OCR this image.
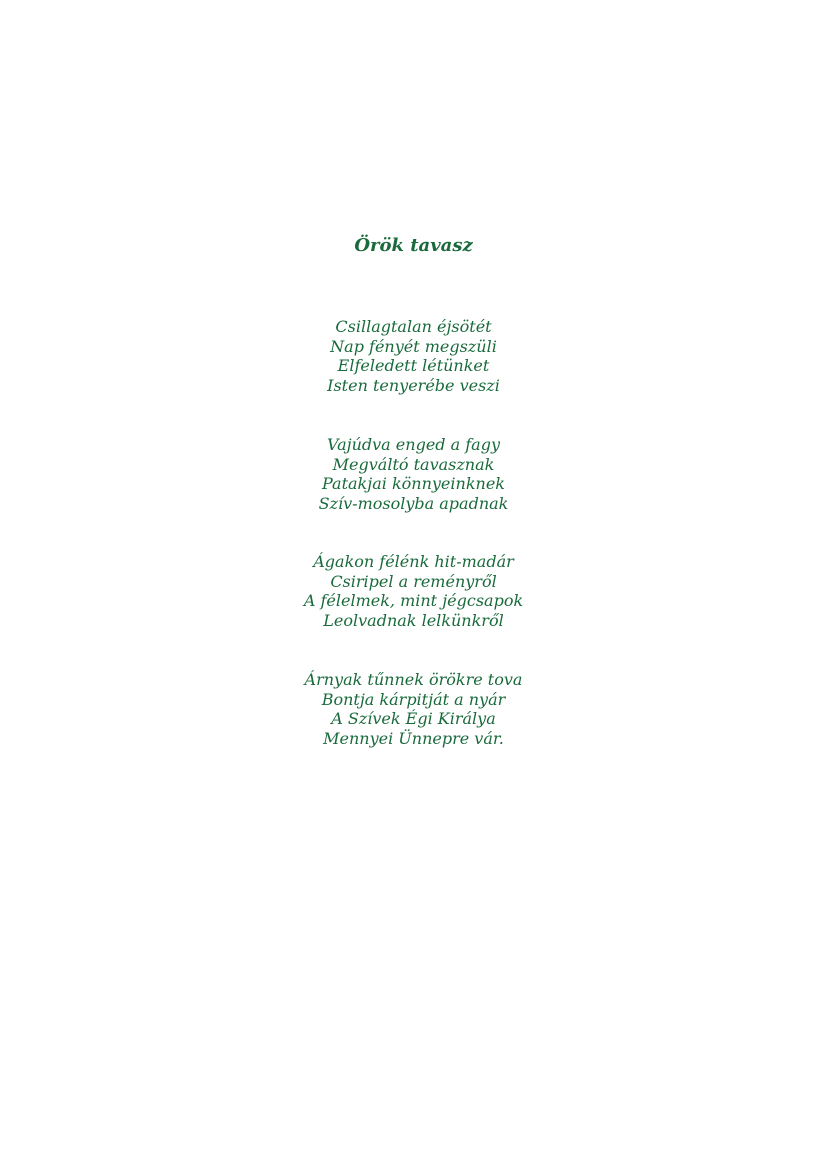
Örök tavasz
Csillagtalan éjsötét
Nap fényét megszüli
Elfeledett létünket
Isten tenyerébe veszi
Vajúdva enged a fagy
Megváltó tavasznak
Patakjai könnyeinknek
Szív-mosolyba apadnak
Ágakon félénk hit-madár
Csiripel a reményről
A félelmek, mint jégcsapok
Leolvadnak lelkünkről
Árnyak tűnnek örökre tova
Bontja kárpitját a nyár
A Szívek Égi Királya
Mennyei Ünnepre vár.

· · · · · · ·

**Work instructions:**
Reproduce the entries above word for word. Pictures stay out.

**Solution:**
OCR this image.
Örök tavasz
Csillagtalan éjsötét
Nap fényét megszüli
Elfeledett létünket
Isten tenyerébe veszi
Vajúdva enged a fagy
Megváltó tavasznak
Patakjai könnyeinknek
Szív-mosolyba apadnak
Ágakon félénk hit-madár
Csiripel a reményről
A félelmek, mint jégcsapok
Leolvadnak lelkünkről
Árnyak tűnnek örökre tova
Bontja kárpitját a nyár
A Szívek Égi Királya
Mennyei Ünnepre vár.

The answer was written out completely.